→ What is required: Your answer should be a single number: the count of lines that include the word "flow".

→ Records for this task:

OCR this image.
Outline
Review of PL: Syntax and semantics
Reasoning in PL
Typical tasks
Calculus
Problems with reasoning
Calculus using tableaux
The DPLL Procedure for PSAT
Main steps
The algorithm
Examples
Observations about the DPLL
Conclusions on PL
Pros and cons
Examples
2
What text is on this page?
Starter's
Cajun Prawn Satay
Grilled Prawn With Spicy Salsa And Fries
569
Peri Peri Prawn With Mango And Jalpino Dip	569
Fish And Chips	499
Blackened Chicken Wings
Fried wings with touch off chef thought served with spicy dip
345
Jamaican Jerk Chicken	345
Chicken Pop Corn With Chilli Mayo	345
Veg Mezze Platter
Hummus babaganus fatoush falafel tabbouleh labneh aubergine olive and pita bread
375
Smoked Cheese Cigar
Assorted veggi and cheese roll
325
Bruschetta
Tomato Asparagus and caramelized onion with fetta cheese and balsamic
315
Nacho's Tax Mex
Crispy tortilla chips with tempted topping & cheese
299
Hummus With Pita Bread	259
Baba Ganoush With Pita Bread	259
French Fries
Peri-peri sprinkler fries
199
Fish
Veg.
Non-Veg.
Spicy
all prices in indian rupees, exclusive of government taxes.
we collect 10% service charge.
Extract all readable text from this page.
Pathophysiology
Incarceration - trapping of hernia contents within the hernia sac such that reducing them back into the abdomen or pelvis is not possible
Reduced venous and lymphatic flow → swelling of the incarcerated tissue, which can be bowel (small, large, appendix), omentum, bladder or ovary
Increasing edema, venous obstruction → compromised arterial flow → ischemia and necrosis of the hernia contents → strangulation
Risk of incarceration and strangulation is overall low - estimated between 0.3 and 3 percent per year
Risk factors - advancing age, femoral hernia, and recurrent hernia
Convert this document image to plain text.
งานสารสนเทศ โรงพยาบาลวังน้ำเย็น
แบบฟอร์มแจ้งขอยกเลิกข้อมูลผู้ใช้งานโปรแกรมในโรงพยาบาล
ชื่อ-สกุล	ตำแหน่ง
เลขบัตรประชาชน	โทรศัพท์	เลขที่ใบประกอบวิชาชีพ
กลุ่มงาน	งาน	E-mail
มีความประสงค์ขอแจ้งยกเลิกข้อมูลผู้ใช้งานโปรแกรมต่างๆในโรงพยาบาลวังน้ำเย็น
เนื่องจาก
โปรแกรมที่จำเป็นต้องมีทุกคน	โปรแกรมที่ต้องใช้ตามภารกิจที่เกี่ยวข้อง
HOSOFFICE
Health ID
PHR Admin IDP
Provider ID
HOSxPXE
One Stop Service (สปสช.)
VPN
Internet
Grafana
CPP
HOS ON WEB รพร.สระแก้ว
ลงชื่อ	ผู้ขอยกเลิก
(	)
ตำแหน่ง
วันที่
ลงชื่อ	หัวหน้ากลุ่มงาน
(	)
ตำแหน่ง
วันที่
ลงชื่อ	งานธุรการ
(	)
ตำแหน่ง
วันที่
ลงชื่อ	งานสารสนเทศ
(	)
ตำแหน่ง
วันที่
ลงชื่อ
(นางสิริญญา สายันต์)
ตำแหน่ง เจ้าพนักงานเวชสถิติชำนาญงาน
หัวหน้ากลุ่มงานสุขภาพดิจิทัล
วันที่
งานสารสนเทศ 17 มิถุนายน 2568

→ Written solution: 2